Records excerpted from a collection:
━━━━━━━━━━━━━━━━━━━━

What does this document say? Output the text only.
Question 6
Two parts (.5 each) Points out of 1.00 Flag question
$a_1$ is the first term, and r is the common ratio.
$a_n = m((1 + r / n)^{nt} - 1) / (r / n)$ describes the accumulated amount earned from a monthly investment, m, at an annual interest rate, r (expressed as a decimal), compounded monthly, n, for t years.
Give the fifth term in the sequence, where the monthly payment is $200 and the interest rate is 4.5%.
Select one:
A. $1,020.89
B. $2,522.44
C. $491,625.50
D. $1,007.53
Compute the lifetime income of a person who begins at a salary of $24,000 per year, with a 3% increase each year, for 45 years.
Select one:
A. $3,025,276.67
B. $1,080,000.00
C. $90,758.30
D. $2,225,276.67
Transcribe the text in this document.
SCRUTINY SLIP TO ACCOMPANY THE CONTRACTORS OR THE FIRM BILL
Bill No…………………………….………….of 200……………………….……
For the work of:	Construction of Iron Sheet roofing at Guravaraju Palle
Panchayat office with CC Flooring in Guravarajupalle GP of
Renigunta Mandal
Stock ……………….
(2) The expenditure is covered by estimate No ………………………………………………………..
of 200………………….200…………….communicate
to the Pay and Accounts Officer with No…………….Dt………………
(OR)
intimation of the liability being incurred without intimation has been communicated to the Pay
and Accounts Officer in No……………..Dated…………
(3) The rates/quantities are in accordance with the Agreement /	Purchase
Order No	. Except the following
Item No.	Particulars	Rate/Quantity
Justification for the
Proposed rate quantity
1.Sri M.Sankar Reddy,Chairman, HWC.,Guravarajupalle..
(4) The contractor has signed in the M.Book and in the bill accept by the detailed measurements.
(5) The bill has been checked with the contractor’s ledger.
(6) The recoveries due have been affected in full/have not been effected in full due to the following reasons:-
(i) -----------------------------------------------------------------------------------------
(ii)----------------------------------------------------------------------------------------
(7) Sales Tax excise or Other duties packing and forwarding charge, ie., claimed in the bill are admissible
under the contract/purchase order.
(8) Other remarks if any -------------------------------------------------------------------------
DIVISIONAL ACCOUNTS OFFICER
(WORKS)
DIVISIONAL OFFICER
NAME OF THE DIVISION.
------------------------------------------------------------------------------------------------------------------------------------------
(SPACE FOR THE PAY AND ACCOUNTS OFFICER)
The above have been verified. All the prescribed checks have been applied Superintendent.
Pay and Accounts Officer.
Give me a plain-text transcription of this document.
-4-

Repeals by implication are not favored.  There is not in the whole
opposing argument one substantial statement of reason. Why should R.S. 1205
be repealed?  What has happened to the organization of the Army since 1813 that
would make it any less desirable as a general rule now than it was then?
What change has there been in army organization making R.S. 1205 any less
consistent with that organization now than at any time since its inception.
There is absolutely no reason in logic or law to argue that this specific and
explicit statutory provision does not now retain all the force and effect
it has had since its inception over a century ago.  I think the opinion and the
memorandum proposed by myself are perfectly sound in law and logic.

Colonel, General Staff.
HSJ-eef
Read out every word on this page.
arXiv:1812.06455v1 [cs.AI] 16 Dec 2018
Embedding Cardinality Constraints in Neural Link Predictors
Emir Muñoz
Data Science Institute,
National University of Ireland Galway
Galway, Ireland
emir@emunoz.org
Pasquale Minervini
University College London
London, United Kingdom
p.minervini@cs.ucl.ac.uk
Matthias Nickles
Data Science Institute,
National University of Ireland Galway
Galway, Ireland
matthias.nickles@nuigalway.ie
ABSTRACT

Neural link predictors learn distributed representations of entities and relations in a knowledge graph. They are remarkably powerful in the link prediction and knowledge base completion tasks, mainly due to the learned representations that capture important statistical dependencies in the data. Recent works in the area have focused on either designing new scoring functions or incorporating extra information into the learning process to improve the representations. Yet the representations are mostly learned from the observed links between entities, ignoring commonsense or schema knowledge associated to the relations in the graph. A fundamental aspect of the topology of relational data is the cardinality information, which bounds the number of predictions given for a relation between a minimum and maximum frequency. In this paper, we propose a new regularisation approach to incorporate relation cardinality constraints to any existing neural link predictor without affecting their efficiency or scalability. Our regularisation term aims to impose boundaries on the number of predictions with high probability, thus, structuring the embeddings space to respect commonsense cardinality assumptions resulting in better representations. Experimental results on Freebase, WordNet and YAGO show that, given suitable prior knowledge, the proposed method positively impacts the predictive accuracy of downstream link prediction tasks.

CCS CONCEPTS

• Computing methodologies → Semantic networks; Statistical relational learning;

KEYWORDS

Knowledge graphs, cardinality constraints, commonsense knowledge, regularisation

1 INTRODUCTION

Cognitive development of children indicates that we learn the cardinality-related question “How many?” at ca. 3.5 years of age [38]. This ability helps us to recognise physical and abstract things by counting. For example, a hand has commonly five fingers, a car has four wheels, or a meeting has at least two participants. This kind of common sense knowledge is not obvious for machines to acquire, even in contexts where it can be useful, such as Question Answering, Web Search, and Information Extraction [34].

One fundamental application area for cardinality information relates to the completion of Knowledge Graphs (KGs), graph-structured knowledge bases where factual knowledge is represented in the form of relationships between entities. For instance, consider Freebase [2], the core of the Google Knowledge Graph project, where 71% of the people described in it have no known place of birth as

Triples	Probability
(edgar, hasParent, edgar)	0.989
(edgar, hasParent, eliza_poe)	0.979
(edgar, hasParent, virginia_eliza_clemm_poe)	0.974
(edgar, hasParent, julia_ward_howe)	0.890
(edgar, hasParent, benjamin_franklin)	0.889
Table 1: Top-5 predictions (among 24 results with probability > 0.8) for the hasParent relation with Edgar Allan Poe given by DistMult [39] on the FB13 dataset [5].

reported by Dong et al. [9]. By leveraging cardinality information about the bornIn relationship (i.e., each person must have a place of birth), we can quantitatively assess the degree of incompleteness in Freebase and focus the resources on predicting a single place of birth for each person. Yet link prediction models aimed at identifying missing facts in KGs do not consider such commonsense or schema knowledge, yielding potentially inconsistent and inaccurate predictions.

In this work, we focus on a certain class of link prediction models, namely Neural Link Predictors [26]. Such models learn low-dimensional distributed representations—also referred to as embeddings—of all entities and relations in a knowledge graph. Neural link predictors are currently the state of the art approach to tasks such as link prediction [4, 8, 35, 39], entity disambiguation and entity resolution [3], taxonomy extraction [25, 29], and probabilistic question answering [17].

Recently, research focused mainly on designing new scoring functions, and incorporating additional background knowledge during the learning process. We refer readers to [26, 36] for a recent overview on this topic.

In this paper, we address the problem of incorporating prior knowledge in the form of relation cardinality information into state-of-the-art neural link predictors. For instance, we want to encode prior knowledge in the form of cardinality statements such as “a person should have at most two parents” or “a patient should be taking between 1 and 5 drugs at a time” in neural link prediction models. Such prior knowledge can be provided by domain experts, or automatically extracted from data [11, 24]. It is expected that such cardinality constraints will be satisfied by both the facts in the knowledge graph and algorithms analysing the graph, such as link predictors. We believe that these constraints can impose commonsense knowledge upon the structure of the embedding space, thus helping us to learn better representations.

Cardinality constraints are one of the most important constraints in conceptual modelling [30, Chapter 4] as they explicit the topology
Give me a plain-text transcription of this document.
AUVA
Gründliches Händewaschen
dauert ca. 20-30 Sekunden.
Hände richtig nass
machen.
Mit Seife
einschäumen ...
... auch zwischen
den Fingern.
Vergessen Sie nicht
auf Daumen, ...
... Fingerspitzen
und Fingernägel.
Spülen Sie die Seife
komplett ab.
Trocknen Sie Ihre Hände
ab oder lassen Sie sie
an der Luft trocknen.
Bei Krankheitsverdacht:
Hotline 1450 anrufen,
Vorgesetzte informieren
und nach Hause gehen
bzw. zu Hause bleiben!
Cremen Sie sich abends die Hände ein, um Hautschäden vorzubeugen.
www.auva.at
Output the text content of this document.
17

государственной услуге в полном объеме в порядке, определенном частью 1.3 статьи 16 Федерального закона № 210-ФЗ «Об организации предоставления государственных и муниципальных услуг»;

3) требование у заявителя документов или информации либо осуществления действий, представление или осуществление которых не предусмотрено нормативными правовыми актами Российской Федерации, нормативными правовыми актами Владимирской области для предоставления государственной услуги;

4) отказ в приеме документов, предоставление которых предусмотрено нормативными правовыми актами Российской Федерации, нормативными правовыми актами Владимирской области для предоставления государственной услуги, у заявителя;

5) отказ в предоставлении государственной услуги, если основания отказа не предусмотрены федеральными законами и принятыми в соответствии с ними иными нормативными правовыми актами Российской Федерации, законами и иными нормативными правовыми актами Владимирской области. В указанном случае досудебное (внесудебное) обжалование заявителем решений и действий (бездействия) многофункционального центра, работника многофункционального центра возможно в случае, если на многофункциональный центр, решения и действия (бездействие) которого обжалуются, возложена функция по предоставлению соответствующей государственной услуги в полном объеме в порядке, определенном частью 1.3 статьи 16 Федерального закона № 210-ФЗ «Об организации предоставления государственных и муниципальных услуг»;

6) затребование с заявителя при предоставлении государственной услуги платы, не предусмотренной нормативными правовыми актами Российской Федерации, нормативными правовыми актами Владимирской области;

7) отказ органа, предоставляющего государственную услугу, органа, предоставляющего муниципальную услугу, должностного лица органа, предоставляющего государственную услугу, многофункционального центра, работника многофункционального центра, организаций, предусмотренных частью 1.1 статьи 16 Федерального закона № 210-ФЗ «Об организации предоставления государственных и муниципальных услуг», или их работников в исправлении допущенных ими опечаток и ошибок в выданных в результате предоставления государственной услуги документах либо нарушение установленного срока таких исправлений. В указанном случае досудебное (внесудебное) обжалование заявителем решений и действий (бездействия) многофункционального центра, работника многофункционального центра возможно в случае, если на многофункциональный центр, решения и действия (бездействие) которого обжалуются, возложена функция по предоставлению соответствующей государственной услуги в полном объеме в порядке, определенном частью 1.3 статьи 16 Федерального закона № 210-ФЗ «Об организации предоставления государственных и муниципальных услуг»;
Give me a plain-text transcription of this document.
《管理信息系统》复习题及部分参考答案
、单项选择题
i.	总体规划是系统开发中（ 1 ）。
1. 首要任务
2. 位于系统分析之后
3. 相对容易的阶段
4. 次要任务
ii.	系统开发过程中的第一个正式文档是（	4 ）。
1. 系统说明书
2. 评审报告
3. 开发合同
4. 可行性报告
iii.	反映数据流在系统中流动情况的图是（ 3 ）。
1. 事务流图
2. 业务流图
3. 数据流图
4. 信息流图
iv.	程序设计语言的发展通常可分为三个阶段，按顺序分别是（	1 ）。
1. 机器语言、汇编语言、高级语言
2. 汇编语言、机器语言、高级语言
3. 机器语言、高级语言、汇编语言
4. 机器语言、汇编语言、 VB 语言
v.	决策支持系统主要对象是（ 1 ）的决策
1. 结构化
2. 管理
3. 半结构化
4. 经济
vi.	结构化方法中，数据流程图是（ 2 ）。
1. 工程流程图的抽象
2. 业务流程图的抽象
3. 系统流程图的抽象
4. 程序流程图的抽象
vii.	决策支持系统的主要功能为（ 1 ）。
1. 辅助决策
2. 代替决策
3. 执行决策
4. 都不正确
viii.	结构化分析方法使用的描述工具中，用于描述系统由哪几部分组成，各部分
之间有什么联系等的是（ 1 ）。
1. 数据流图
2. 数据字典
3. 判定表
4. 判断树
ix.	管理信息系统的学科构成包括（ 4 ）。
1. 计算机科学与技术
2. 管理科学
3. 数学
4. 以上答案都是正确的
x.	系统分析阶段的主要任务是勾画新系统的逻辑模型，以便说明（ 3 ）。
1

━━━━━━━━━━━━━━━━━━━━

> _JOB_
Look through the data and show every line containing "been".

> _EXERCISE RESPONSE_
intimation of the liability being incurred without intimation has been communicated to the Pay
(5) The bill has been checked with the contractor’s ledger.
(6) The recoveries due have been affected in full/have not been effected in full due to the following reasons:-
The above have been verified. All the prescribed checks have been applied Superintendent.
What change has there been in army organization making R.S. 1205 any less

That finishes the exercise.